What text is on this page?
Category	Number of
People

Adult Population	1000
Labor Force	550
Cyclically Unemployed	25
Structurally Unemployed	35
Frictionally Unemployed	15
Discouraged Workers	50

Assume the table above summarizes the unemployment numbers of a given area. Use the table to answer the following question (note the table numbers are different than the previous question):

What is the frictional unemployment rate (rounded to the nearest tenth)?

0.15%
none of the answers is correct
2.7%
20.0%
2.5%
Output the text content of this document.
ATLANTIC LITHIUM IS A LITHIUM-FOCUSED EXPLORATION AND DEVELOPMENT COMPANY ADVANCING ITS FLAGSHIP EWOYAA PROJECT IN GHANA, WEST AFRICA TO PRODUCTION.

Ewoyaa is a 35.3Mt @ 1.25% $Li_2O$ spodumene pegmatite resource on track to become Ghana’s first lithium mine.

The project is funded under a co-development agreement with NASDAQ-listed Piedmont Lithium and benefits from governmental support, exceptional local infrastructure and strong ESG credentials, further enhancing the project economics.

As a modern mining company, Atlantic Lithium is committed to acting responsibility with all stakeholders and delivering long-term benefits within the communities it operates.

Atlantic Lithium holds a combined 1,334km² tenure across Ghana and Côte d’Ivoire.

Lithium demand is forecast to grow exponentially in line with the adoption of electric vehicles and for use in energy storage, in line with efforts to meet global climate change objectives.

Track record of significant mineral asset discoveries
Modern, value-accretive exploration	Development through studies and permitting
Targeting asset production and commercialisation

---

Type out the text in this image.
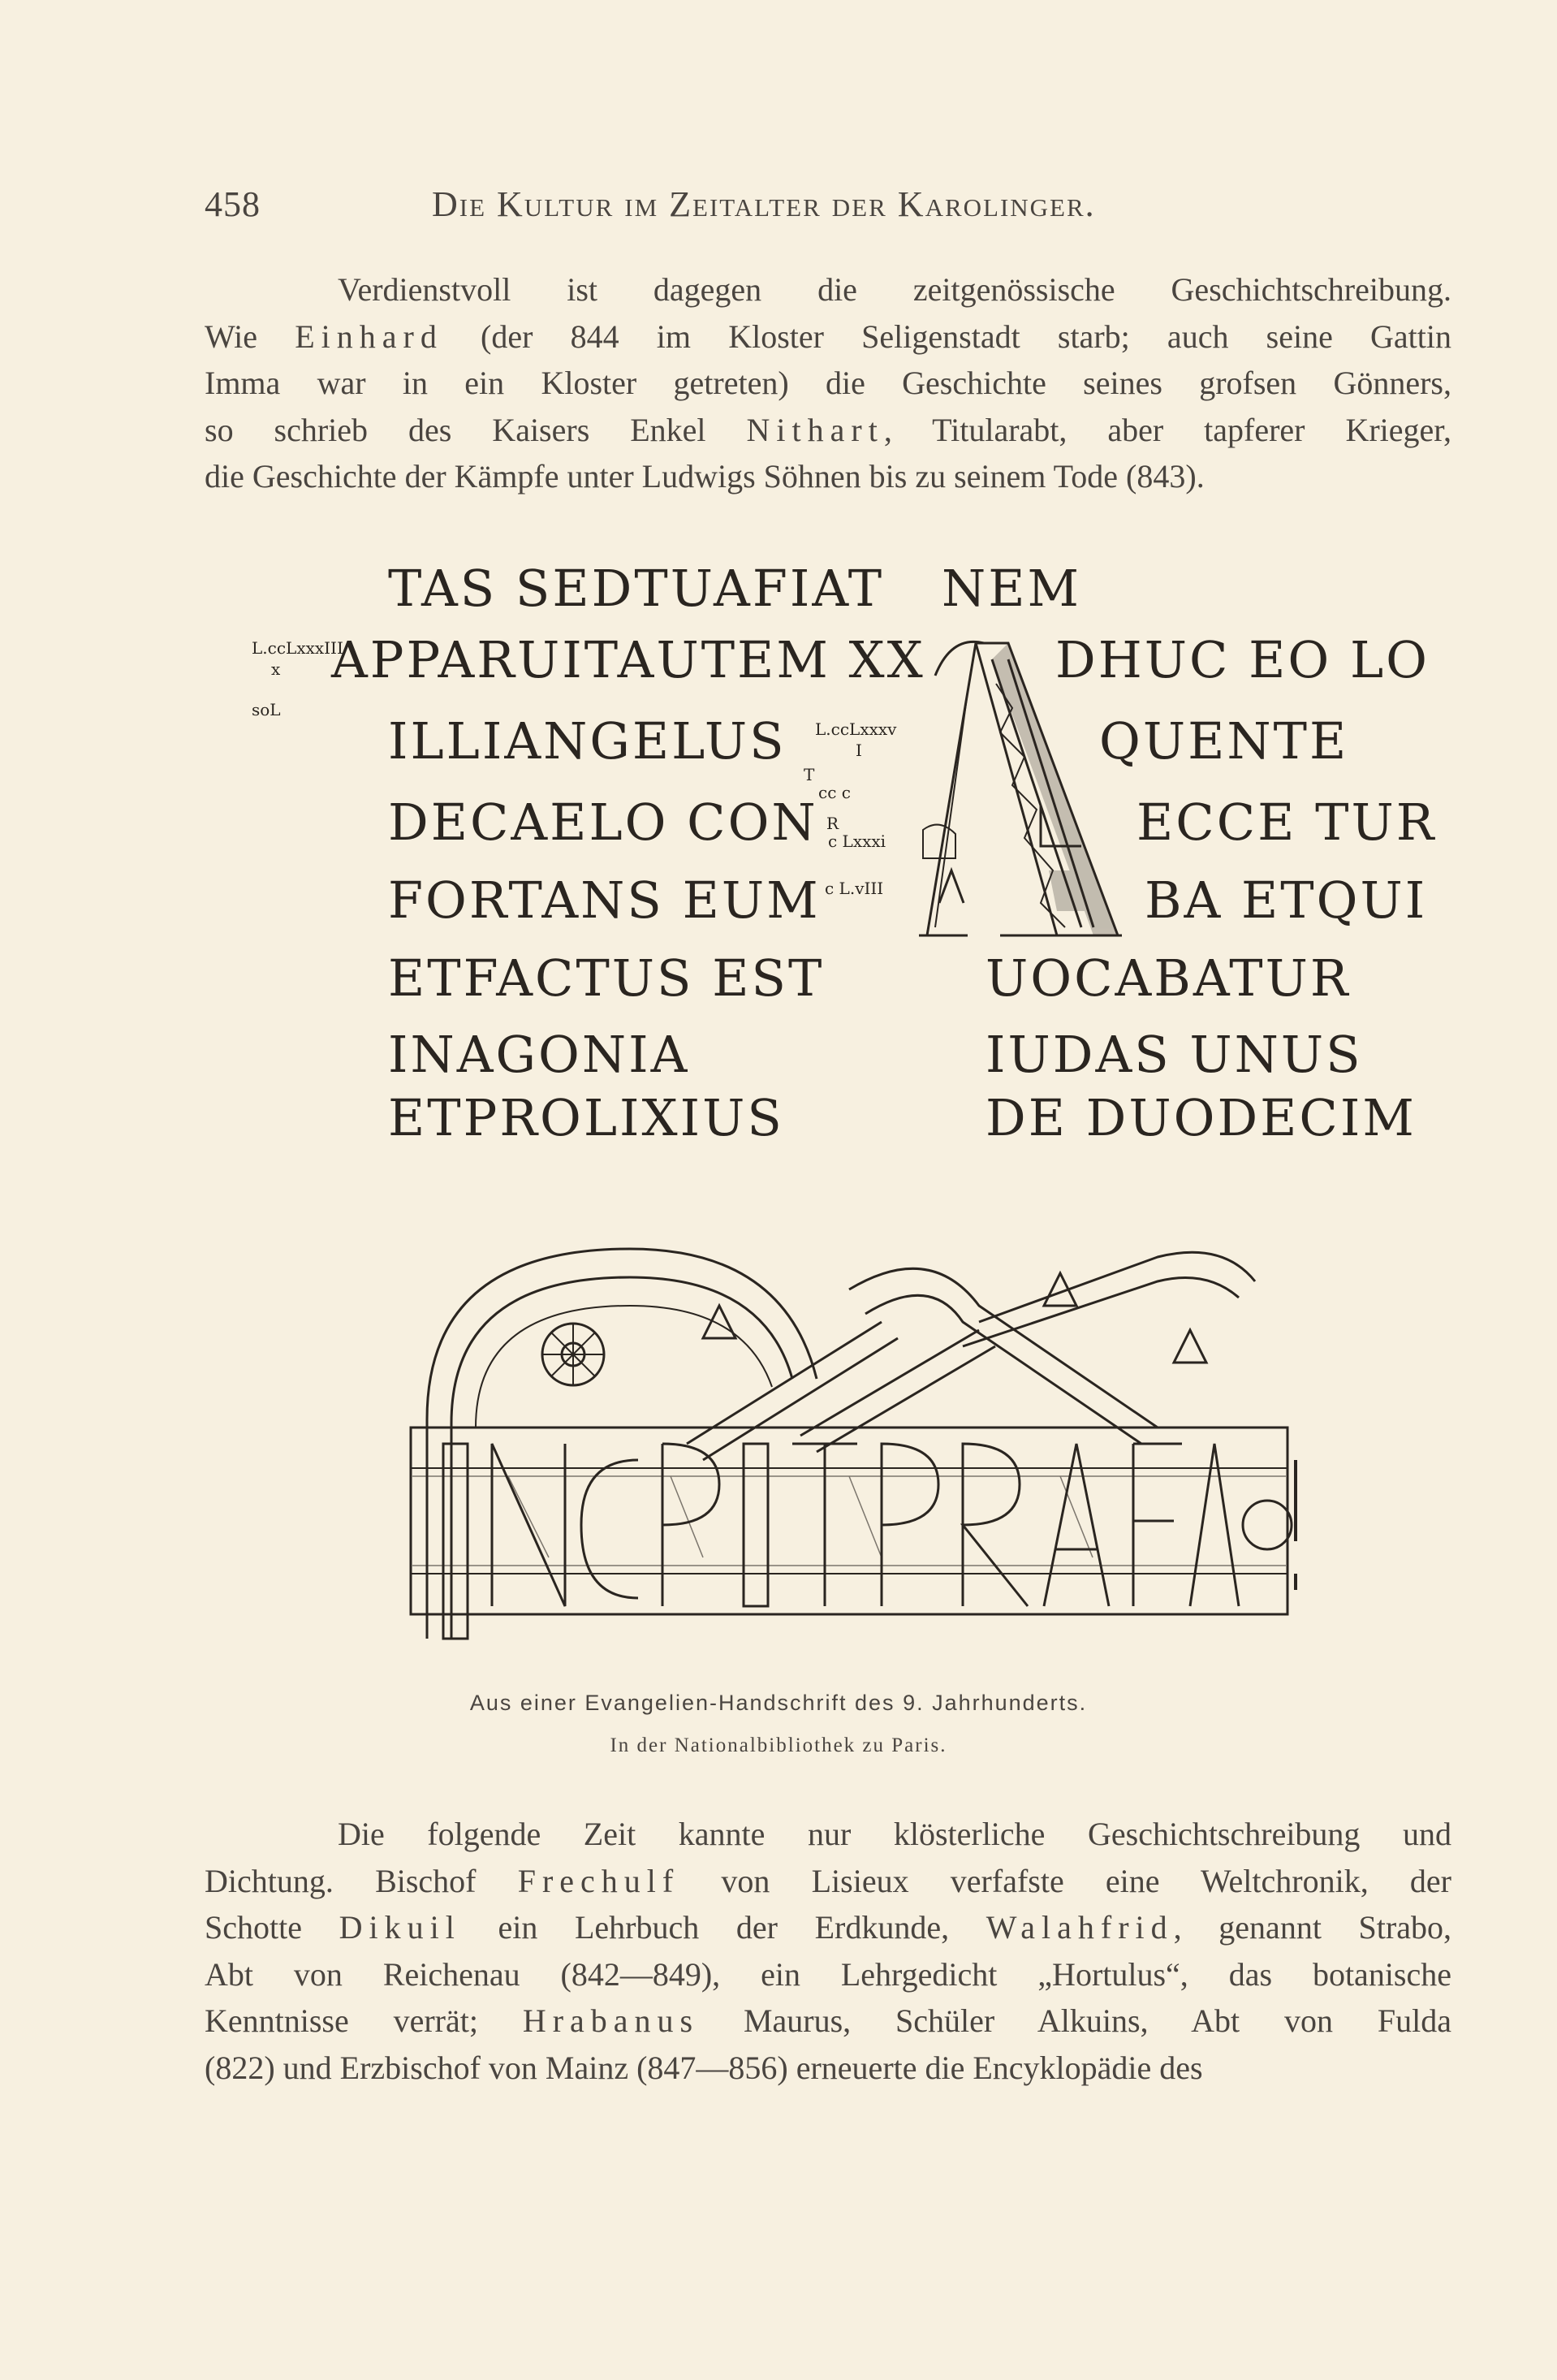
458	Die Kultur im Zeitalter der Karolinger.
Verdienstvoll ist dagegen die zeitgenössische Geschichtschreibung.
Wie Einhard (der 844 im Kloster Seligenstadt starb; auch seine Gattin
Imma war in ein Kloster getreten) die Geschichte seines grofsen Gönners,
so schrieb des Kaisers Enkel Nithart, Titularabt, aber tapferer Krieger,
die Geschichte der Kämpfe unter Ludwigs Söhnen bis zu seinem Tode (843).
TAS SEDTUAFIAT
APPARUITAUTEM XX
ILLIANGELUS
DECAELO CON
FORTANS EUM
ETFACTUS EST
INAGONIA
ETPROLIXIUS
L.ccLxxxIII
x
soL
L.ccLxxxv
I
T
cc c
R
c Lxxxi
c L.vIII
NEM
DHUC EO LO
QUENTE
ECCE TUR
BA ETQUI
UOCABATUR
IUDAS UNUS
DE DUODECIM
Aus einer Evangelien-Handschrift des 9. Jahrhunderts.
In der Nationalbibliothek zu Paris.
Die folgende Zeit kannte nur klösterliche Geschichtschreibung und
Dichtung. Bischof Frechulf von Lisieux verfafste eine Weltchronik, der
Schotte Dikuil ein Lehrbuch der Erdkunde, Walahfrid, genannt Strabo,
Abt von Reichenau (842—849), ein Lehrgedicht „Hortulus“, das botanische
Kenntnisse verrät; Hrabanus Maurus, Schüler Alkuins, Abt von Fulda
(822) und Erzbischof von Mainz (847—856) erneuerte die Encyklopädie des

...

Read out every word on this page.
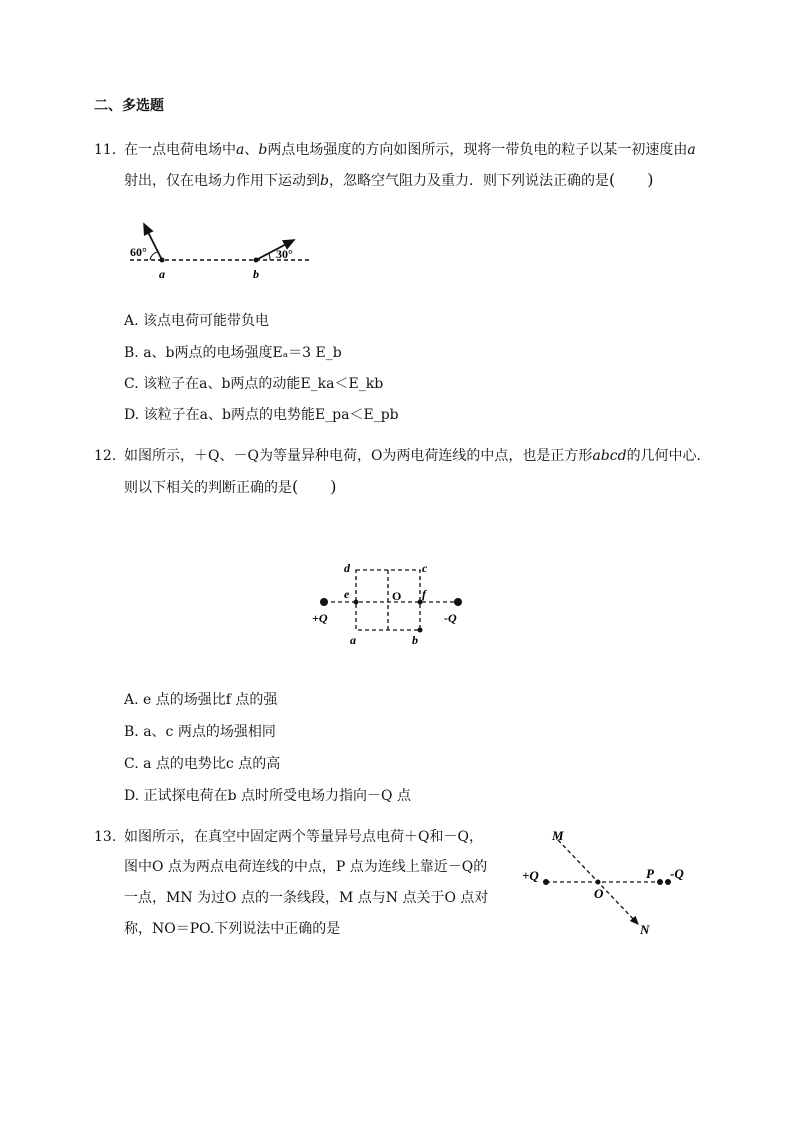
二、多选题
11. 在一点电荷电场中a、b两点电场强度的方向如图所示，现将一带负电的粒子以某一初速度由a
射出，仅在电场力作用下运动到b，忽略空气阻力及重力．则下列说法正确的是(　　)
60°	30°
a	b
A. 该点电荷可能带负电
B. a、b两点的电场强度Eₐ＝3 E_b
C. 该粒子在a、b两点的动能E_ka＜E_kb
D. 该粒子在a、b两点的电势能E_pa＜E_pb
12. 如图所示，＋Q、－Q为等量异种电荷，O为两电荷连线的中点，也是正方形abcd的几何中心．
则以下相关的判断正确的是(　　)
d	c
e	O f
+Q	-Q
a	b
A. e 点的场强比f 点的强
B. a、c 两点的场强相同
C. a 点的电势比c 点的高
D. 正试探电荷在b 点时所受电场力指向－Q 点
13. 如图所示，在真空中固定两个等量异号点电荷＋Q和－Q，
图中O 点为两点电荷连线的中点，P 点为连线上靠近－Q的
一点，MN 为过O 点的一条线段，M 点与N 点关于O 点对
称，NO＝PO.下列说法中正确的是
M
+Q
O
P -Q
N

_Task details_. Gather and return every line that holds the string "this".

_Full solution_.
What text is on this page?
Output the text content of this document.
Type out the text in this image.
Read out every word on this page.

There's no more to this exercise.